> **Source records**
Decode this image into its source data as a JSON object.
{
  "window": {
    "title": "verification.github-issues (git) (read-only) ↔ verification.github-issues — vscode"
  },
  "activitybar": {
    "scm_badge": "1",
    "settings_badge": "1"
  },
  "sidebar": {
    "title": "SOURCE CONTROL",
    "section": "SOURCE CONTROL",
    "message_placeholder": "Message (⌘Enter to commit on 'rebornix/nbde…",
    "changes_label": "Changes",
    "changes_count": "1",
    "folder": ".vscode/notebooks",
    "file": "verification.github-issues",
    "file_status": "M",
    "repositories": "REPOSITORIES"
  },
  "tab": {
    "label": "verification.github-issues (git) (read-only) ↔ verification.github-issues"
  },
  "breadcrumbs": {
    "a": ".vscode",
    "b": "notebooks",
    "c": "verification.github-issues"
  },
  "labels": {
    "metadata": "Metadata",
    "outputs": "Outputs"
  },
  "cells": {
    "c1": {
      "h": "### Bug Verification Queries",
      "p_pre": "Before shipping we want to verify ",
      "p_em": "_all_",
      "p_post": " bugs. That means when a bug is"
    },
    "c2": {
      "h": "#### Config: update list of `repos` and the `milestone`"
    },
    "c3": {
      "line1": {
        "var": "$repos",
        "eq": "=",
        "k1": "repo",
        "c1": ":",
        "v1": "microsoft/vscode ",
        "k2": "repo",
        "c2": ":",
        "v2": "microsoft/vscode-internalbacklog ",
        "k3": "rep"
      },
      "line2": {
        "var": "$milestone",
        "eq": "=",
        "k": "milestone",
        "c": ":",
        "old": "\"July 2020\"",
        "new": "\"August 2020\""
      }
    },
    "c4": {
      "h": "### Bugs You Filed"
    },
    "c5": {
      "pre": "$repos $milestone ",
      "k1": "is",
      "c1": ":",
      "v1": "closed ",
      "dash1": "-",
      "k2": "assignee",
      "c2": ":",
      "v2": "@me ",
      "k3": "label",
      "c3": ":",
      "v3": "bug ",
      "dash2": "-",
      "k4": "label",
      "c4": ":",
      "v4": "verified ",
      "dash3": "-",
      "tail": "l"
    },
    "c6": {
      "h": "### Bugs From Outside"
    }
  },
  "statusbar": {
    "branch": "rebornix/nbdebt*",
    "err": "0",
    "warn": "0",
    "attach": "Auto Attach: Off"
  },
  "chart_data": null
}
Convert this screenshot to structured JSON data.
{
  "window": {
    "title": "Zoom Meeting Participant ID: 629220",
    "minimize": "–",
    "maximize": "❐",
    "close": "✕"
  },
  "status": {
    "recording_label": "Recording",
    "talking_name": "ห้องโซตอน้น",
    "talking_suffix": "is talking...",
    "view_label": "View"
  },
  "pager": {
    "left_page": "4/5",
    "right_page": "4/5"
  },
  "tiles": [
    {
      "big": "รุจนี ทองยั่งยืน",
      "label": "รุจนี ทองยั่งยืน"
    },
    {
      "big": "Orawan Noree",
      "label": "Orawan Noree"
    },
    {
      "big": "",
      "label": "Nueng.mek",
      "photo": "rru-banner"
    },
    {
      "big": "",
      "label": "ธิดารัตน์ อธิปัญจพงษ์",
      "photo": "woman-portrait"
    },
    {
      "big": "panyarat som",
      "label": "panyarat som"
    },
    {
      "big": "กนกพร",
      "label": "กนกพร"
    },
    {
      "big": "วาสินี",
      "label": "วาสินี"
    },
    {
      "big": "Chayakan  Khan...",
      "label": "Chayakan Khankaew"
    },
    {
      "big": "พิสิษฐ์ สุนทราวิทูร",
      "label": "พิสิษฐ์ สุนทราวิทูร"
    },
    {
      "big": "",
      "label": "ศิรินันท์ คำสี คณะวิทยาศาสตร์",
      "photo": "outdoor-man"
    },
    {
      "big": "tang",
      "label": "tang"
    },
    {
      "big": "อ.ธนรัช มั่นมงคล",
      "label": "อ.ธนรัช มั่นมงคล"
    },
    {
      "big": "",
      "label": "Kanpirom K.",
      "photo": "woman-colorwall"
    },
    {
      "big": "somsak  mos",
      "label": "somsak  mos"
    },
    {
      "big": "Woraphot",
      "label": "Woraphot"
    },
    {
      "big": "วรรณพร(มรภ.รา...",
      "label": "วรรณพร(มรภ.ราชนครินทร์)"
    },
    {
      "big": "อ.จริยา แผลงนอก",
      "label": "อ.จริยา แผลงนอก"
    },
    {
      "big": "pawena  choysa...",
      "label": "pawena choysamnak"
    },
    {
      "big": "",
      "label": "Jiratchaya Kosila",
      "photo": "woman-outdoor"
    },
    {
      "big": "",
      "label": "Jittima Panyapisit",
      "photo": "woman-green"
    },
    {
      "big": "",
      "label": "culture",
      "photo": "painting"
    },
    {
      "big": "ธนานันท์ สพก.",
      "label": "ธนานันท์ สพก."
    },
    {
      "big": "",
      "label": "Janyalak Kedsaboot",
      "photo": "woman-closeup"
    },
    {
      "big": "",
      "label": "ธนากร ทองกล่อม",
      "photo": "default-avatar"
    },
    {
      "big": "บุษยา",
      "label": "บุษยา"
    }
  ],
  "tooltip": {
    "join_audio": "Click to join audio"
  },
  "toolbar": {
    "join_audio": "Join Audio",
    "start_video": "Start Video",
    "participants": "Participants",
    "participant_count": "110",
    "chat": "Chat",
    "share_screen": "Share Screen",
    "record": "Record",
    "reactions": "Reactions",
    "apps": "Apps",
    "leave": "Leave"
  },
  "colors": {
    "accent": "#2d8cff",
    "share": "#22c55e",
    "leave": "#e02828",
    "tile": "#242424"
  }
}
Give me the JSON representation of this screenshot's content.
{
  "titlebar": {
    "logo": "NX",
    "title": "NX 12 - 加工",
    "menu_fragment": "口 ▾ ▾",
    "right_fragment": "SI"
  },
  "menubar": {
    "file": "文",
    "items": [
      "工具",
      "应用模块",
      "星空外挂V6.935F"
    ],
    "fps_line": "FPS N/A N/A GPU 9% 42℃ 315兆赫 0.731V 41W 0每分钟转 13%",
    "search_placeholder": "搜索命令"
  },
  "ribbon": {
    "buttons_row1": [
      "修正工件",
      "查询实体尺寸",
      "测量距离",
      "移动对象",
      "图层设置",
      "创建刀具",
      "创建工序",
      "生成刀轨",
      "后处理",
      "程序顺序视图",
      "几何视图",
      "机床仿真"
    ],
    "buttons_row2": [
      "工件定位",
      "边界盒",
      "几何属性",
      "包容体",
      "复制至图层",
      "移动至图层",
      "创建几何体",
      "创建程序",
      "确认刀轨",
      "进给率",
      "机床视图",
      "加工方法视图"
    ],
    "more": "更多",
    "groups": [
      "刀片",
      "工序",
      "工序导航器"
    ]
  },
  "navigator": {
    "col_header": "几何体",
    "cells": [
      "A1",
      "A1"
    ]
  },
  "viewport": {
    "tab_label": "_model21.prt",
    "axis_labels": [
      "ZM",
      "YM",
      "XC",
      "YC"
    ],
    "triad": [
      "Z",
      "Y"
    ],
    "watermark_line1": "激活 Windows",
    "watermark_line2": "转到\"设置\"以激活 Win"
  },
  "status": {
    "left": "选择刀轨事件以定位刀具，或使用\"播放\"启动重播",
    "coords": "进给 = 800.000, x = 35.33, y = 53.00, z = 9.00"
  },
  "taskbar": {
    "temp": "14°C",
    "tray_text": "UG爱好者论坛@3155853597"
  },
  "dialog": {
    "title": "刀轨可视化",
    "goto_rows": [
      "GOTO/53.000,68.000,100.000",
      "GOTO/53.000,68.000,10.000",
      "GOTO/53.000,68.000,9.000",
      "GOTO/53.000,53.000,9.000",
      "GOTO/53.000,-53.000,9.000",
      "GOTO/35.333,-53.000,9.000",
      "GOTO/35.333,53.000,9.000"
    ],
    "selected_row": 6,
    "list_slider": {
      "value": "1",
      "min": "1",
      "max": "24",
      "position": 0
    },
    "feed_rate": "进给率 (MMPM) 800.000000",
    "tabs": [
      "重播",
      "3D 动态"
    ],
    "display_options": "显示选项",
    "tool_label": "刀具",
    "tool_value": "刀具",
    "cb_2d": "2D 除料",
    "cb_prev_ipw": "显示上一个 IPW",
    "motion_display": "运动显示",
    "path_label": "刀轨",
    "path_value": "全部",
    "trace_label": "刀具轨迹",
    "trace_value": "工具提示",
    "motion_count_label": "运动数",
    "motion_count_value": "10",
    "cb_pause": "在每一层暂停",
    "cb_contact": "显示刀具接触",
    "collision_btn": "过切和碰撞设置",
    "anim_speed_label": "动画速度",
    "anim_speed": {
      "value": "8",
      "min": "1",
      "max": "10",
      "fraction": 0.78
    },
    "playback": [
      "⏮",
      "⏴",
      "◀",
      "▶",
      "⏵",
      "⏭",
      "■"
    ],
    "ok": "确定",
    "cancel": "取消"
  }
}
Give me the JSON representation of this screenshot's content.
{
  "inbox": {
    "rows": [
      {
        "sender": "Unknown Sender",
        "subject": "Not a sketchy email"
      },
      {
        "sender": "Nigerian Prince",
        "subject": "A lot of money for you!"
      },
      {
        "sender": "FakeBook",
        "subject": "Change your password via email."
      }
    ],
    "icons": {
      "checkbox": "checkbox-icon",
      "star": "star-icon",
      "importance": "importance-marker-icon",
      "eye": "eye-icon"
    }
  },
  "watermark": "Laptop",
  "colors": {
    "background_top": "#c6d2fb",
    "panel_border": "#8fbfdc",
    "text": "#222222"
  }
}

> **Objective**
Of the lines above, how many include the word "CONTROL"? Reply with the number alone.

> **Reply to the exercise**
2